▶ _INFORMATION PROVIDED_
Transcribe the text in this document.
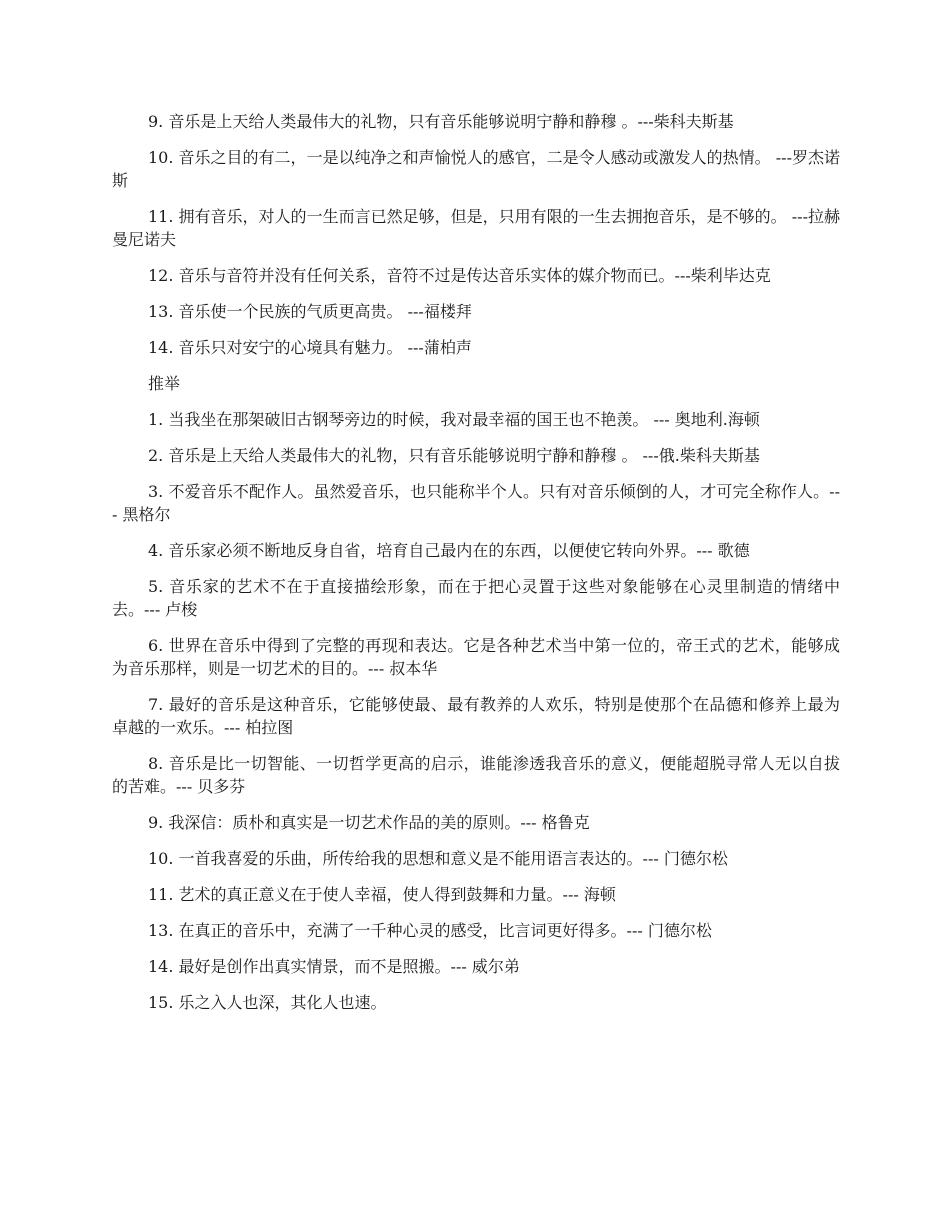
9. 音乐是上天给人类最伟大的礼物，只有音乐能够说明宁静和静穆 。---柴科夫斯基

10. 音乐之目的有二，一是以纯净之和声愉悦人的感官，二是令人感动或激发人的热情。 ---罗杰诺斯

11. 拥有音乐，对人的一生而言已然足够，但是，只用有限的一生去拥抱音乐，是不够的。 ---拉赫曼尼诺夫

12. 音乐与音符并没有任何关系，音符不过是传达音乐实体的媒介物而已。---柴利毕达克

13. 音乐使一个民族的气质更高贵。 ---福楼拜

14. 音乐只对安宁的心境具有魅力。 ---蒲柏声

推举

1. 当我坐在那架破旧古钢琴旁边的时候，我对最幸福的国王也不艳羡。 --- 奥地利.海顿

2. 音乐是上天给人类最伟大的礼物，只有音乐能够说明宁静和静穆 。 ---俄.柴科夫斯基

3. 不爱音乐不配作人。虽然爱音乐，也只能称半个人。只有对音乐倾倒的人，才可完全称作人。--- 黑格尔

4. 音乐家必须不断地反身自省，培育自己最内在的东西，以便使它转向外界。--- 歌德

5. 音乐家的艺术不在于直接描绘形象，而在于把心灵置于这些对象能够在心灵里制造的情绪中去。--- 卢梭

6. 世界在音乐中得到了完整的再现和表达。它是各种艺术当中第一位的，帝王式的艺术，能够成为音乐那样，则是一切艺术的目的。--- 叔本华

7. 最好的音乐是这种音乐，它能够使最、最有教养的人欢乐，特别是使那个在品德和修养上最为卓越的一欢乐。--- 柏拉图

8. 音乐是比一切智能、一切哲学更高的启示，谁能渗透我音乐的意义，便能超脱寻常人无以自拔的苦难。--- 贝多芬

9. 我深信：质朴和真实是一切艺术作品的美的原则。--- 格鲁克

10. 一首我喜爱的乐曲，所传给我的思想和意义是不能用语言表达的。--- 门德尔松

11. 艺术的真正意义在于使人幸福，使人得到鼓舞和力量。--- 海顿

13. 在真正的音乐中，充满了一千种心灵的感受，比言词更好得多。--- 门德尔松

14. 最好是创作出真实情景，而不是照搬。--- 威尔弟

15. 乐之入人也深，其化人也速。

▶ _CHALLENGE_
Output the lines above in full and exactly as given, omitting any pictures.

▶ _TASK ANSWER_
Transcribe the text in this document.
9. 音乐是上天给人类最伟大的礼物，只有音乐能够说明宁静和静穆 。---柴科夫斯基

10. 音乐之目的有二，一是以纯净之和声愉悦人的感官，二是令人感动或激发人的热情。 ---罗杰诺斯

11. 拥有音乐，对人的一生而言已然足够，但是，只用有限的一生去拥抱音乐，是不够的。 ---拉赫曼尼诺夫

12. 音乐与音符并没有任何关系，音符不过是传达音乐实体的媒介物而已。---柴利毕达克

13. 音乐使一个民族的气质更高贵。 ---福楼拜

14. 音乐只对安宁的心境具有魅力。 ---蒲柏声

推举

1. 当我坐在那架破旧古钢琴旁边的时候，我对最幸福的国王也不艳羡。 --- 奥地利.海顿

2. 音乐是上天给人类最伟大的礼物，只有音乐能够说明宁静和静穆 。 ---俄.柴科夫斯基

3. 不爱音乐不配作人。虽然爱音乐，也只能称半个人。只有对音乐倾倒的人，才可完全称作人。--- 黑格尔

4. 音乐家必须不断地反身自省，培育自己最内在的东西，以便使它转向外界。--- 歌德

5. 音乐家的艺术不在于直接描绘形象，而在于把心灵置于这些对象能够在心灵里制造的情绪中去。--- 卢梭

6. 世界在音乐中得到了完整的再现和表达。它是各种艺术当中第一位的，帝王式的艺术，能够成为音乐那样，则是一切艺术的目的。--- 叔本华

7. 最好的音乐是这种音乐，它能够使最、最有教养的人欢乐，特别是使那个在品德和修养上最为卓越的一欢乐。--- 柏拉图

8. 音乐是比一切智能、一切哲学更高的启示，谁能渗透我音乐的意义，便能超脱寻常人无以自拔的苦难。--- 贝多芬

9. 我深信：质朴和真实是一切艺术作品的美的原则。--- 格鲁克

10. 一首我喜爱的乐曲，所传给我的思想和意义是不能用语言表达的。--- 门德尔松

11. 艺术的真正意义在于使人幸福，使人得到鼓舞和力量。--- 海顿

13. 在真正的音乐中，充满了一千种心灵的感受，比言词更好得多。--- 门德尔松

14. 最好是创作出真实情景，而不是照搬。--- 威尔弟

15. 乐之入人也深，其化人也速。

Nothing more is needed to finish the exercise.